=== Provided entries ===

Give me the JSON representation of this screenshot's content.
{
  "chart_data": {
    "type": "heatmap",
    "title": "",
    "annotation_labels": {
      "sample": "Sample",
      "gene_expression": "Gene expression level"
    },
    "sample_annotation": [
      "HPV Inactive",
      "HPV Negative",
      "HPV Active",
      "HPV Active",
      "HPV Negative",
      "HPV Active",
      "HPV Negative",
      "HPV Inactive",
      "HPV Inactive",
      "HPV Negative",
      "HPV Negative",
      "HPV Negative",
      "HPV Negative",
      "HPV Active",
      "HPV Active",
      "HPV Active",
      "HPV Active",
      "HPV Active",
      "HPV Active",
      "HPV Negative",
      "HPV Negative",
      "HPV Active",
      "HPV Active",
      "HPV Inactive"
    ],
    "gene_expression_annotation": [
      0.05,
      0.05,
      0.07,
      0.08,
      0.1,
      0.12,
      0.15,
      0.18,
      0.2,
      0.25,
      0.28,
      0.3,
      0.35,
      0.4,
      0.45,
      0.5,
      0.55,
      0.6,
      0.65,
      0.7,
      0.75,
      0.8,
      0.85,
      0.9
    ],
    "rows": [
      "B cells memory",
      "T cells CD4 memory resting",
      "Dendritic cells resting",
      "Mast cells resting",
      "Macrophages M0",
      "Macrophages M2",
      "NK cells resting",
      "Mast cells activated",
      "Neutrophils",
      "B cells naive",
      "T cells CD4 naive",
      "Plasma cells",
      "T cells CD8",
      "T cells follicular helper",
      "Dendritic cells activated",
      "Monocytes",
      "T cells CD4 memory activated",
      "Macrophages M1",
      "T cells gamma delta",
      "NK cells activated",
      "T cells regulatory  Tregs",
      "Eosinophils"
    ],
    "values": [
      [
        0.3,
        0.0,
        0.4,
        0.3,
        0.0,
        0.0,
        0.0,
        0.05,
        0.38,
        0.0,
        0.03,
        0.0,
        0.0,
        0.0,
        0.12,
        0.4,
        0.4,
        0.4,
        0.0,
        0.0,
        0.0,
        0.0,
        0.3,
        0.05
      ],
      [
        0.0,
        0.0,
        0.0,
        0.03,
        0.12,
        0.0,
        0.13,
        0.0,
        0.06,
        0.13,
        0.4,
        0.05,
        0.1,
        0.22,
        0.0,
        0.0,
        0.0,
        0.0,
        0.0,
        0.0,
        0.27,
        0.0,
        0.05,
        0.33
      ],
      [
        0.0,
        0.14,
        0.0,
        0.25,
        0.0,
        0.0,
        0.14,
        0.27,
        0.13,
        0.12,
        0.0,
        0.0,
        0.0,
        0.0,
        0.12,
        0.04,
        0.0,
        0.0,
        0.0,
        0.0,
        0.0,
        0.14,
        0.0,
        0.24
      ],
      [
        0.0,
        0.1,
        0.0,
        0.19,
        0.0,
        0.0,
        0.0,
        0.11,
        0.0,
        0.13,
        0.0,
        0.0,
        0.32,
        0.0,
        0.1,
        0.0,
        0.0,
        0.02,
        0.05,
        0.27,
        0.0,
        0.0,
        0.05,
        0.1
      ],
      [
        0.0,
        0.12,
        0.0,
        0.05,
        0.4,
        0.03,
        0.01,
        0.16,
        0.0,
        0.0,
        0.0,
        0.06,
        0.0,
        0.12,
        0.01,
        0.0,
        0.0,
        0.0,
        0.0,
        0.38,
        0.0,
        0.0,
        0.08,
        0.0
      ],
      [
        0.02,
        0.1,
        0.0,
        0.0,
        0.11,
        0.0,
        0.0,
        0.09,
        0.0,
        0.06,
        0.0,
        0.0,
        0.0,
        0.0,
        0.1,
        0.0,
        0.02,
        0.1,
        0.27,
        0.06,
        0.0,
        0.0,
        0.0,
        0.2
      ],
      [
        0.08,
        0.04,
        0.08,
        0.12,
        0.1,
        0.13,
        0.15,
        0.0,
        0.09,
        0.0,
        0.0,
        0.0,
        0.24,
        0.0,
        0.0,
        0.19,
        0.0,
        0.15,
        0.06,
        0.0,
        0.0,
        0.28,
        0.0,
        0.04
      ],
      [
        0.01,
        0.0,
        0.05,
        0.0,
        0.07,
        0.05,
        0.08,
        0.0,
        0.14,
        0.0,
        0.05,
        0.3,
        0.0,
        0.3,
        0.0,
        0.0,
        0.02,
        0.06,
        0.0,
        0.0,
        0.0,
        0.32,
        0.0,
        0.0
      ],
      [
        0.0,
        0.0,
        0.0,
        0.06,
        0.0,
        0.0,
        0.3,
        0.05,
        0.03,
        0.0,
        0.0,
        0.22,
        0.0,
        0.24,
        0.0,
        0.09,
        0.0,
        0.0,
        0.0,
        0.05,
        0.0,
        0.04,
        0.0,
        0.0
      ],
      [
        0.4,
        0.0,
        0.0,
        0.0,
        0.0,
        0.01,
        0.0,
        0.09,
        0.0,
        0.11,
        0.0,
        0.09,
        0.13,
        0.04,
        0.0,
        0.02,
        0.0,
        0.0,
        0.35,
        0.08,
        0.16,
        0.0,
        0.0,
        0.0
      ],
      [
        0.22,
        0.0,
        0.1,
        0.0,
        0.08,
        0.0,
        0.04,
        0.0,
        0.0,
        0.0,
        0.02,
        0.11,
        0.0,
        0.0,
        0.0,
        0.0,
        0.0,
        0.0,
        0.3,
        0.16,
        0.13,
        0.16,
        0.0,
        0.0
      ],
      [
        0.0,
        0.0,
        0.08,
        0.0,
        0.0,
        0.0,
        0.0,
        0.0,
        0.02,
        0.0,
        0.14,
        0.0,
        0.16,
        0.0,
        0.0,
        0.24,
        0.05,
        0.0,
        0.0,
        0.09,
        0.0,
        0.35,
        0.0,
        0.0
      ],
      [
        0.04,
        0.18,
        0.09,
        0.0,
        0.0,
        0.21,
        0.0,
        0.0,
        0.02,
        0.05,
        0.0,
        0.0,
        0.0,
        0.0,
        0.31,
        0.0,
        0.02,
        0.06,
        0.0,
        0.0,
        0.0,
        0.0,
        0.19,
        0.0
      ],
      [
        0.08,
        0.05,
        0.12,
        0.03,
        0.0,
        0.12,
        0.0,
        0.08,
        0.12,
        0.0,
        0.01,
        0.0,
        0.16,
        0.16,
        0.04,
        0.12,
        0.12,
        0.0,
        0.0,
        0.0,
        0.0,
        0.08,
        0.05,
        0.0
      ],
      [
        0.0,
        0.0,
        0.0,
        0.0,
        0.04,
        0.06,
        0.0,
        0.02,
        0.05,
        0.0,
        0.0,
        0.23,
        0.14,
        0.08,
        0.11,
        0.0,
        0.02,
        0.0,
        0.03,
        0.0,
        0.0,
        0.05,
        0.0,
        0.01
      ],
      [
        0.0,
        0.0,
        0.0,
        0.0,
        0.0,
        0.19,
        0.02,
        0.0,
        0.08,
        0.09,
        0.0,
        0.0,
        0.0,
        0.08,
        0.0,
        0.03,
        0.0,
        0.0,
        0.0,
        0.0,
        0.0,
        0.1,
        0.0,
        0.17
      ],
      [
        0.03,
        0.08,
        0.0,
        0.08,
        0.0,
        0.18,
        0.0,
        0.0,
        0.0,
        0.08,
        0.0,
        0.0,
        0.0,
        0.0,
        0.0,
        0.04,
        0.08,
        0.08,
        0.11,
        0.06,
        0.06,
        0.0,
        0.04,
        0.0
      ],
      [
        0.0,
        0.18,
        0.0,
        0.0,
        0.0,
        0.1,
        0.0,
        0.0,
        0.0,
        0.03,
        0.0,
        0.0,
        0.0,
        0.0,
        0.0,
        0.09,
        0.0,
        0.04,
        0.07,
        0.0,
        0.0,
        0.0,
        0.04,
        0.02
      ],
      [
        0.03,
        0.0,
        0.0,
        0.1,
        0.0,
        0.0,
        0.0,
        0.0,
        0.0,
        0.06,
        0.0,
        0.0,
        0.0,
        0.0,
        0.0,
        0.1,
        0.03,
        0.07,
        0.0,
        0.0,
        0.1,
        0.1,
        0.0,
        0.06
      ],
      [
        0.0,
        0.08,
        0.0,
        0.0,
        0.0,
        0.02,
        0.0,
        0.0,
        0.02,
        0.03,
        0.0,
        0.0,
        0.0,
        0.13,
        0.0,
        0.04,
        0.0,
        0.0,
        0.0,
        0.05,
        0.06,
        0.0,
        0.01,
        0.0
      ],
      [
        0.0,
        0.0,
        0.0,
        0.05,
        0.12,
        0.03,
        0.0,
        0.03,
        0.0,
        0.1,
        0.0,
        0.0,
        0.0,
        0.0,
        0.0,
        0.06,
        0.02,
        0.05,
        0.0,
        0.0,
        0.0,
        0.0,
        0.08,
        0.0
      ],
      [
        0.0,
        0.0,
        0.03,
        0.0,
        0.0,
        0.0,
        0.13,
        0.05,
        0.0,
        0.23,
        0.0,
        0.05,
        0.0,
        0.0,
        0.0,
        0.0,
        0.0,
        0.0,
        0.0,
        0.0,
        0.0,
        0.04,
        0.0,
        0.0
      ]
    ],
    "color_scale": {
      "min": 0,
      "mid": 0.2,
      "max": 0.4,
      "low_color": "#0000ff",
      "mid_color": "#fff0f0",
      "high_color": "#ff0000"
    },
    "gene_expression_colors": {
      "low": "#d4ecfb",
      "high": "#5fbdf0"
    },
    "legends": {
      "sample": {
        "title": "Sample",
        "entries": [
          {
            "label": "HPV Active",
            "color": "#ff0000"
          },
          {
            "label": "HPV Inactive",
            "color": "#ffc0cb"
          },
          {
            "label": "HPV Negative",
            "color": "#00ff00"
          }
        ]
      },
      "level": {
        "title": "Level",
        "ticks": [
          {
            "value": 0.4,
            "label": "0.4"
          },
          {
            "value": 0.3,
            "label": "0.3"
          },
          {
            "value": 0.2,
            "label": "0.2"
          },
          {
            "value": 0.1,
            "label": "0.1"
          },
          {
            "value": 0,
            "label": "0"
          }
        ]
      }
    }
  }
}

===

About this task:
Read through the records above and copy the lines that contain "resting".

Exercise answer:
      "T cells CD4 memory resting",
      "Dendritic cells resting",
      "Mast cells resting",
      "NK cells resting",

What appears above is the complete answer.